::: PAGE TEXT :::

Unfortunately, most insurance companies won't pay for pretravel consultations at TravelWell. That needs to change, she stresses, noting that Emory is "making every effort to cover travel services for employees."

"Prevention is unbelievably important," she adds. "Studies show it is cost-effective to pay for preventive pretravel education rather than thousands of dollars in hospital bills when a traveler returns home ill. The companies we work with, like Delta and Coke, recognize this."

International marketplace



Educating people about what they will encounter in other cultures is essential since most of the world lives far differently than we do.

Nowhere was the global village more evident than in Atlanta during 1996, when a million people from around the world converged for the Olympic Games. Emory, the CDC, and Coca-Cola collaborated to study what illnesses these travelers suffered.

"The study found that the ailments were basically the same as for people traveling to developing countries -- diarrhea, respiratory illness, skin problems, and psychological trauma," Kozarsky says. "The results of the study will help us prepare for similar international events in the future."

Some employees for international companies like Delta Airlines and CNN must adapt to new environs several times a week. During the Persian Gulf War, Kozarsky helped CNN employees prepare for the possibility of biological weapons exposure. She now consults regularly with Delta on preventing illness overseas. Being informed keeps employees healthy and saves the company the vast amounts of money it takes to replace sick crew members overseas.

"Our flight crews travel all over the world," says physician Tom Faulkner, Delta Airlines regional medical director for Air Crew Health Services. "We can't have pilots coming down with food poisoning or anything else. We take prevention very seriously."

Kozarsky sees Delta employees both before and after they travel and holds workshops on both medical and cultural issues. She once went to India herself to personally check out a flight crew's accommodations.

"We had pilots telling us they weren't going to fly there any more because they didn't feel confident about the sanitation," Faulkner says. "Everyone felt a lot better once she gave the place a clean bill of health."

International volunteer organizations also consult with TravelWell.

"One night I was called into the emergency room to meet a Habitat for Humanity volunteer who had been working in rural Mexico," says Kozarsky. "A cab driver had picked him up at Hartsfield Airport and literally carried him into the hospital. The man was so ill he didn't know where he was."

He had dengue fever, a relatively common disease spread by mosquitoes. There is no vaccine or effective drug treatment for it. Although usually not fatal, it is extremely unpleasant -- a week of high fever, severe headache, joint and muscle pain, rash, nausea, and vomiting. On occasion, the virus attacks the circulatory system, causing a life-threatening condition called dengue hemorraghic fever. Blood plasma and intravenous fluids may be needed. But in a hospital in an impoverished part of the world, such simple measures might be unavailable or may carry the risk of infection, HIV, and hepatitis.

::: DATASET :::

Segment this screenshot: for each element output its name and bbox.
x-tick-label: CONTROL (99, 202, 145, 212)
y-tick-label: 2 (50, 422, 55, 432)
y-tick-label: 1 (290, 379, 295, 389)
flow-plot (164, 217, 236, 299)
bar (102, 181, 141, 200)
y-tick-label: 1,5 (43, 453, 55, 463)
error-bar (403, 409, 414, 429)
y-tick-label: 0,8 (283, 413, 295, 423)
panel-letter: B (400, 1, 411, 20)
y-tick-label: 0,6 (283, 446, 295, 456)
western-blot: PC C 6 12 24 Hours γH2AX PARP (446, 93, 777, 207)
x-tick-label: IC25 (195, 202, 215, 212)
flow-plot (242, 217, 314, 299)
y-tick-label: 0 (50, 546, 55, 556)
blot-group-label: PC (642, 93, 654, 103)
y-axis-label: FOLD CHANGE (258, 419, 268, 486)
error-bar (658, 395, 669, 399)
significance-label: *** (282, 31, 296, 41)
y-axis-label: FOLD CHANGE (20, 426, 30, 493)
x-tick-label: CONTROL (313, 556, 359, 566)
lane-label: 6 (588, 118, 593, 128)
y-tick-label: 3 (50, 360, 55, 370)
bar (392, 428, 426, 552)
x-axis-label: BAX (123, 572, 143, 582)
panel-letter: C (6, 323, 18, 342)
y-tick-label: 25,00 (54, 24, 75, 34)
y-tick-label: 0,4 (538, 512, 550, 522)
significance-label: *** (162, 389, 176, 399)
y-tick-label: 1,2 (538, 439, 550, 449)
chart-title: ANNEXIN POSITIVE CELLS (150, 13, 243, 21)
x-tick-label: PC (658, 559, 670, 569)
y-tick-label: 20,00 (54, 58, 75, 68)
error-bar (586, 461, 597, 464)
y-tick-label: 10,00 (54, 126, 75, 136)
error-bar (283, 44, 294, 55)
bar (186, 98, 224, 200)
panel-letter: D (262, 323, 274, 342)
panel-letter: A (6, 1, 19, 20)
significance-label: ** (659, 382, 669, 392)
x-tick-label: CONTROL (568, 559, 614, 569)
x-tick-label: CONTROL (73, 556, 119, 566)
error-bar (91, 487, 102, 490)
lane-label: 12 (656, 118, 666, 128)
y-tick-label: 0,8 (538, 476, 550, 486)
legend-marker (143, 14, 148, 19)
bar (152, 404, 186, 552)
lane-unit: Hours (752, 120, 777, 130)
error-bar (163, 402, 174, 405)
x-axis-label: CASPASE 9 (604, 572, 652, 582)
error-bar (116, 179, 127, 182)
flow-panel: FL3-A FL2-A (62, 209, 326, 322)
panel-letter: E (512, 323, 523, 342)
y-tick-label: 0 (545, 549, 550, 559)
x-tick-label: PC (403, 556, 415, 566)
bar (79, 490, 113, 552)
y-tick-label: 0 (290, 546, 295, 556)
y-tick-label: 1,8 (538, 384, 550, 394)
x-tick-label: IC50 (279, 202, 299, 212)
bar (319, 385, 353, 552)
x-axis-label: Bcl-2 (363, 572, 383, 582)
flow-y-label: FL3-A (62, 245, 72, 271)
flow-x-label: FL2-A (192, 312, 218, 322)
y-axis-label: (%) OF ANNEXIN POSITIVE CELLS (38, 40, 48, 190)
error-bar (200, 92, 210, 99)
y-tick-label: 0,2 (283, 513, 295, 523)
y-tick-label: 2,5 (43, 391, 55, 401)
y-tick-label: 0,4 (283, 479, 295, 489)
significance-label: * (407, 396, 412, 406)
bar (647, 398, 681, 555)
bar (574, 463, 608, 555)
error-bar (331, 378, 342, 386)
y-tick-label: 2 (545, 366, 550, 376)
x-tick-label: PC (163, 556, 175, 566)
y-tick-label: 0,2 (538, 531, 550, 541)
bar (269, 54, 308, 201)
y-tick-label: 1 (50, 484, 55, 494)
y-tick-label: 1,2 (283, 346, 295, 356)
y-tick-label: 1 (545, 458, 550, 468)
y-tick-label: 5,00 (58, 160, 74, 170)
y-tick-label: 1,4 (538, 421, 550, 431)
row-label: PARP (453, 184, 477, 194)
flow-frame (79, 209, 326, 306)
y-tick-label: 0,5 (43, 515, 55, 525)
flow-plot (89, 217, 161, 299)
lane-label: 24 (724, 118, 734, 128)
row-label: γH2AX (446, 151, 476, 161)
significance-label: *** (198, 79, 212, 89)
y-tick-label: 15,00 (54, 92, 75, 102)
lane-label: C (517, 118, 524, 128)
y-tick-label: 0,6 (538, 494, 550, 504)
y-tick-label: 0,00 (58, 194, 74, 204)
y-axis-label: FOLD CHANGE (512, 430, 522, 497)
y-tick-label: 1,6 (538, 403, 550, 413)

:::

● LIST OF TASKS
1. Using the TravelWell article, answer these:
(a) Which three organizations worked together to study the illnesses of travelers at the 1996 Olympic Games in Atlanta?
(b) During the Persian Gulf War, what did Kozarsky help CNN employees prepare for?
(c) What disease did the Habitat for Humanity volunteer from rural Mexico have?
2. Transcribe the TravelWell article word for word, everything from "Educating people about" down to "these travelers suffered.".

● TASK-BY-TASK RESULTS
1.
(a) Emory, the CDC, and Coca-Cola.
(b) The possibility of biological weapons exposure.
(c) Dengue fever.

2.
Educating people about what they will encounter in other cultures is essential since most of the world lives far differently than we do.

Nowhere was the global village more evident than in Atlanta during 1996, when a million people from around the world converged for the Olympic Games. Emory, the CDC, and Coca-Cola collaborated to study what illnesses these travelers suffered.